-- EXERCISE PROMPT --
Lines that contain the string "Windows" are to be copied; leave out all others.

-- PROVIDED DATA --
---*---

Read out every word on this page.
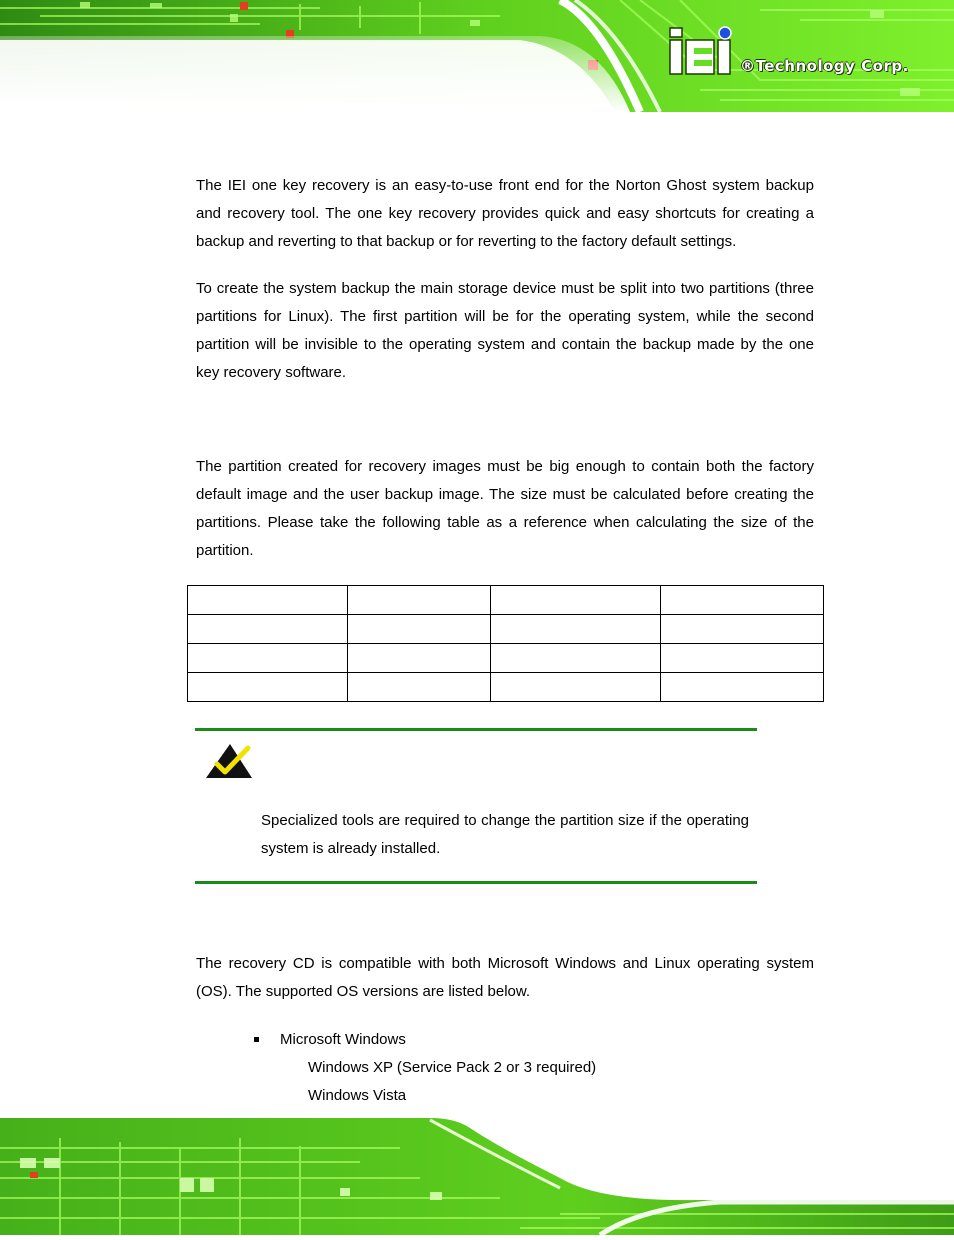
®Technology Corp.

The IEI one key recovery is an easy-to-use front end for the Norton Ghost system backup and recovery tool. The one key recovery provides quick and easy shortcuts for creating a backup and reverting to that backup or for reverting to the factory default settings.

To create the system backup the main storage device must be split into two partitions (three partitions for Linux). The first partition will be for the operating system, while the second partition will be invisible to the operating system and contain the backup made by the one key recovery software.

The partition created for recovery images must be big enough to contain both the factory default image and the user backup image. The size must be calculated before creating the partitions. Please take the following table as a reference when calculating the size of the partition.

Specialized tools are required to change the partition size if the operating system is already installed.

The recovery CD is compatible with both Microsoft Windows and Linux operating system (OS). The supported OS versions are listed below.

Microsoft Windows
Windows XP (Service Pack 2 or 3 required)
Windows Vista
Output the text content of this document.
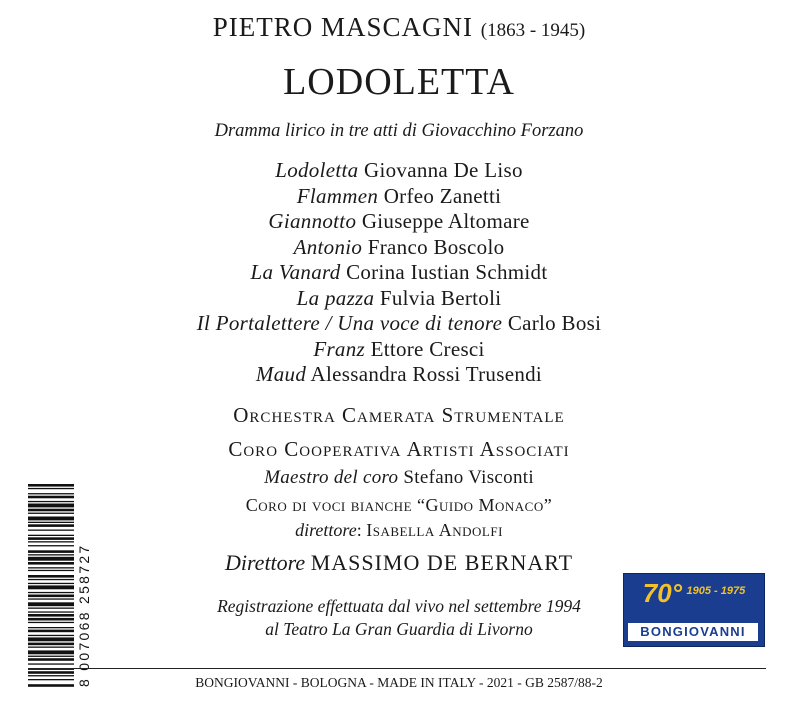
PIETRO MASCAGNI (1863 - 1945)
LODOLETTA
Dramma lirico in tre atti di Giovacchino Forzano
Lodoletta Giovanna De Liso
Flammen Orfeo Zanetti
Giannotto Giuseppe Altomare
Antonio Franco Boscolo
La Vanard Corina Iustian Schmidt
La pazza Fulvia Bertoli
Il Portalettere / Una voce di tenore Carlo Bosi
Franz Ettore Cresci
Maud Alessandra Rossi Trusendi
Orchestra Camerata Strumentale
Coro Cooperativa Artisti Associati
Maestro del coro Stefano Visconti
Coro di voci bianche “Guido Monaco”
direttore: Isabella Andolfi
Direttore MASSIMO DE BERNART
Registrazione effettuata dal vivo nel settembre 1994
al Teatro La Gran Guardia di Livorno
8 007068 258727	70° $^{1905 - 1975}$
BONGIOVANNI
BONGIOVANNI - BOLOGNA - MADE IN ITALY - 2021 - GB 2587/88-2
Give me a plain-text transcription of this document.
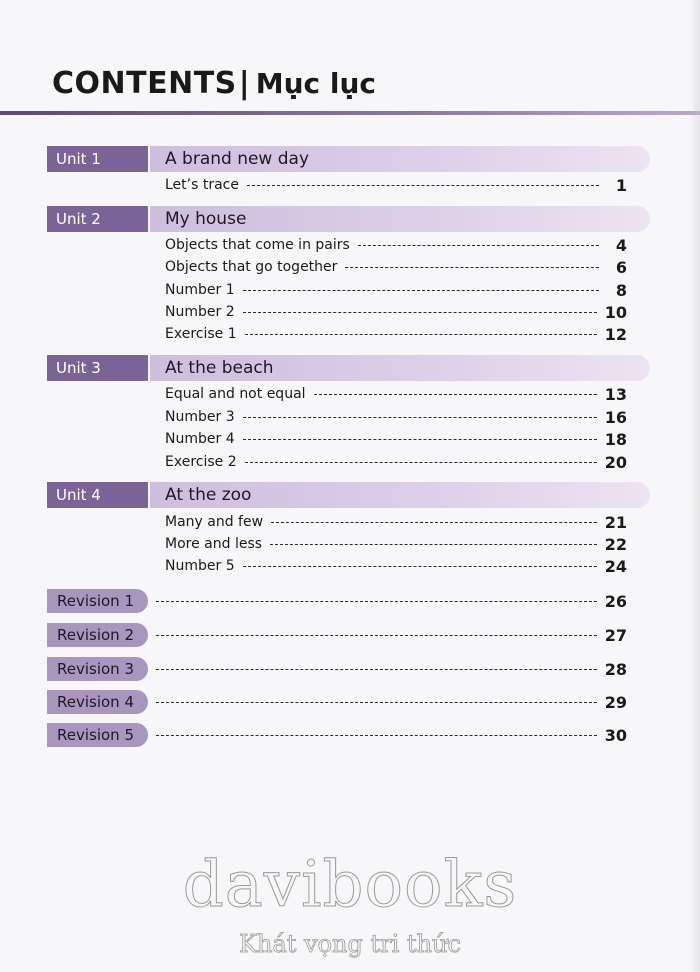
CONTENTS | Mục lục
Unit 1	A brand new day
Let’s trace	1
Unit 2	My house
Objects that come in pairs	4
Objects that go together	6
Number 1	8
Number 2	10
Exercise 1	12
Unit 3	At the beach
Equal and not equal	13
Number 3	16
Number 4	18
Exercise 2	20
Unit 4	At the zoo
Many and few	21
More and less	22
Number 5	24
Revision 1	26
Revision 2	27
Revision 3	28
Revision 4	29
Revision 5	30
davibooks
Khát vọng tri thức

---*---

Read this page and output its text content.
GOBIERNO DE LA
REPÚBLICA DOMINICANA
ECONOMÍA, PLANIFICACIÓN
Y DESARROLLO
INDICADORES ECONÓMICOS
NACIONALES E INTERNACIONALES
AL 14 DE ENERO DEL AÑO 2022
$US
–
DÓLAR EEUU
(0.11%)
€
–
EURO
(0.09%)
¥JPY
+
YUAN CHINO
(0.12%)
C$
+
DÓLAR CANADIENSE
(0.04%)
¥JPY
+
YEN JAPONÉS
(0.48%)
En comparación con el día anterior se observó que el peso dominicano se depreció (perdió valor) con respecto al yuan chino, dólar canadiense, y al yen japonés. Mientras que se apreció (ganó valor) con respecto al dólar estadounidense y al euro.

---*---

-- RESULT OF THIS TASK --
The recovery CD is compatible with both Microsoft Windows and Linux operating system (OS). The supported OS versions are listed below.
Microsoft Windows
Windows XP (Service Pack 2 or 3 required)
Windows Vista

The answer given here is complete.